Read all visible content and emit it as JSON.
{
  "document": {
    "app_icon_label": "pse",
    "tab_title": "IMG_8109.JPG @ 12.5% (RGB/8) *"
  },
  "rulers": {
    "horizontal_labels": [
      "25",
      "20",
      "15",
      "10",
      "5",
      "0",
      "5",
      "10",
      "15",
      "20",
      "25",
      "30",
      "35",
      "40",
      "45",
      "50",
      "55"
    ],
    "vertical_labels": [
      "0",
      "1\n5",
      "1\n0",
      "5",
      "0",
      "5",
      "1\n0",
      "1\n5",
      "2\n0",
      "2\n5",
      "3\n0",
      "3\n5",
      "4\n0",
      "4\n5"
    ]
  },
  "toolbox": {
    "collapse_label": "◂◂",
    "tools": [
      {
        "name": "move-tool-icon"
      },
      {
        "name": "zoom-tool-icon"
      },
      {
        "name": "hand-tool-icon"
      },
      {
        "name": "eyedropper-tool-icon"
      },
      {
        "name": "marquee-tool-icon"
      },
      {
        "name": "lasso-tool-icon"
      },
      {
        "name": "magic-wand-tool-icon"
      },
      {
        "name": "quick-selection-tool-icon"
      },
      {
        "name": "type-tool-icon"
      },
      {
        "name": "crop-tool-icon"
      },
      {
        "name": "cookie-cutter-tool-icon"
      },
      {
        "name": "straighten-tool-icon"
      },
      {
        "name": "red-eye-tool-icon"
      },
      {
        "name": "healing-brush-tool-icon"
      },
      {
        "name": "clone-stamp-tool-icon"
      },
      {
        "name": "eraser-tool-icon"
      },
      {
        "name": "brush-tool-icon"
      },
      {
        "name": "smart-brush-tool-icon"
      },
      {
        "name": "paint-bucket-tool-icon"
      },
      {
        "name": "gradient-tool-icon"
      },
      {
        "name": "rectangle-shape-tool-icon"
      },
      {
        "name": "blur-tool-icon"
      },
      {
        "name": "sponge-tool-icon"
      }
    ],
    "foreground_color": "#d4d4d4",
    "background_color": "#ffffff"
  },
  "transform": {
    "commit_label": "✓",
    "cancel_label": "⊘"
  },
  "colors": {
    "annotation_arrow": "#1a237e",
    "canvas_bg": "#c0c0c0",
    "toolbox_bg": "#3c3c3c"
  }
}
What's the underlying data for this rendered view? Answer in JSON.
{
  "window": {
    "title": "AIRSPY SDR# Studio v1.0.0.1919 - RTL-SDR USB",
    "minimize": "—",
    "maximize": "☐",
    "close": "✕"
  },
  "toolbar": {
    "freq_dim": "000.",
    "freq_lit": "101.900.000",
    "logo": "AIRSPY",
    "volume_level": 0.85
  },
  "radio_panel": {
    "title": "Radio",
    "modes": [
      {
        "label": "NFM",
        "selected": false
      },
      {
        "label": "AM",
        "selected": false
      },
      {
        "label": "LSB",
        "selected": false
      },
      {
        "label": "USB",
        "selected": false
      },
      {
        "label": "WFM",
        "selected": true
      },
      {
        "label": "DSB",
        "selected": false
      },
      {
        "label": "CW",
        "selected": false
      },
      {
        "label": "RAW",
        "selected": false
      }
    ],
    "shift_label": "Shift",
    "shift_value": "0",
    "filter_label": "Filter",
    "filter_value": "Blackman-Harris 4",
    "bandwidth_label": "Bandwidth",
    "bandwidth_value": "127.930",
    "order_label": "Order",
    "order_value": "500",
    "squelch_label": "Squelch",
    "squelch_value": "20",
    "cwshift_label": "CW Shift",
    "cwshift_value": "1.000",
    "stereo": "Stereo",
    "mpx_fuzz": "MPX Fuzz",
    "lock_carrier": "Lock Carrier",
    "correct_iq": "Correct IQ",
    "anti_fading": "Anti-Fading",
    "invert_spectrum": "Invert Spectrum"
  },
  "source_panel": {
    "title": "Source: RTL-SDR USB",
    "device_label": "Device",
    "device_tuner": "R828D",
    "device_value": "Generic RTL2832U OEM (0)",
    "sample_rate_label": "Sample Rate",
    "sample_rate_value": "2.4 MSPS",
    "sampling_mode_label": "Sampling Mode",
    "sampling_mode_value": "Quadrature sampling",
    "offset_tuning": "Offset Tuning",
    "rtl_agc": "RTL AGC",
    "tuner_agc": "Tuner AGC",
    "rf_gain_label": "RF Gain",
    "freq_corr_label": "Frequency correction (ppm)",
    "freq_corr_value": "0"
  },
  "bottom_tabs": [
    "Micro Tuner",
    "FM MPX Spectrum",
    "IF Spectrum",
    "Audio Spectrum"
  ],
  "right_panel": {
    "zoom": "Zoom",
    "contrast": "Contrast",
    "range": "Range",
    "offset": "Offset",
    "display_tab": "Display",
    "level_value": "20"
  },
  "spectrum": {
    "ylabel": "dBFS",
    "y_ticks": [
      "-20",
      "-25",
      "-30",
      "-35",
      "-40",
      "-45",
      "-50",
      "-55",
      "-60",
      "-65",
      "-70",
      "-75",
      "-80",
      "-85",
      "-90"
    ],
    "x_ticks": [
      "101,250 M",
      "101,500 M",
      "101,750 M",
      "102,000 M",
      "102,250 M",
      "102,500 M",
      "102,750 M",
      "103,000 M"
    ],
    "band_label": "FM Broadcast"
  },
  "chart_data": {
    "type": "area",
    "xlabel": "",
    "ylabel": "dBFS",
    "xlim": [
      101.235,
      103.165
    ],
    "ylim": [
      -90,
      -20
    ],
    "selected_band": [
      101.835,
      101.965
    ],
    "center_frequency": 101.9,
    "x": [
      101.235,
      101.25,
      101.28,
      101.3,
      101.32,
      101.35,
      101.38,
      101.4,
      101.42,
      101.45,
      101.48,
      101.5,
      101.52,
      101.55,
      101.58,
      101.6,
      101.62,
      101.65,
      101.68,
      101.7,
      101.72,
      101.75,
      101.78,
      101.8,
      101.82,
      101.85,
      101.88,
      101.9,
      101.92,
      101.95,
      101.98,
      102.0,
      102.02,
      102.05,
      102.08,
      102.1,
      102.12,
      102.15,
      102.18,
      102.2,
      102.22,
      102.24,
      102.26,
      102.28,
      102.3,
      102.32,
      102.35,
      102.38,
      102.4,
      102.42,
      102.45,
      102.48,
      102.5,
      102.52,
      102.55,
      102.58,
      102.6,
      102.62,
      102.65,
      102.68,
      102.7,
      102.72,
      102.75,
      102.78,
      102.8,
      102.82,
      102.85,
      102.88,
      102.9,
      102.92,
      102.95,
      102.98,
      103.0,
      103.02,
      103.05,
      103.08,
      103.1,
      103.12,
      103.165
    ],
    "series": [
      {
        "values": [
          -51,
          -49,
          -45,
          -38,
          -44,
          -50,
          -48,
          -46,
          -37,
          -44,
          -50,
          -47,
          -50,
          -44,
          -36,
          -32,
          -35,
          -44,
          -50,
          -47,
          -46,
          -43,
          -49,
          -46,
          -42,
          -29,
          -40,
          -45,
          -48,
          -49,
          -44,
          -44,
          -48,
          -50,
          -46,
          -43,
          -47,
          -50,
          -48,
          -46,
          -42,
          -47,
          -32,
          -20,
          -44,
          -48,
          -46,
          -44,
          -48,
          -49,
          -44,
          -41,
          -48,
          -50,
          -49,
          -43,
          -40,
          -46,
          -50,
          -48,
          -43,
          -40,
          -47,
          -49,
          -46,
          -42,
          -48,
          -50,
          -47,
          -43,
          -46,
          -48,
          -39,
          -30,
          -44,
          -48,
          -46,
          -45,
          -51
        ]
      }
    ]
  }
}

==============================

Given request
Determine how many lines of the data contain "Offset" and give nothing but that number.

Complete output
2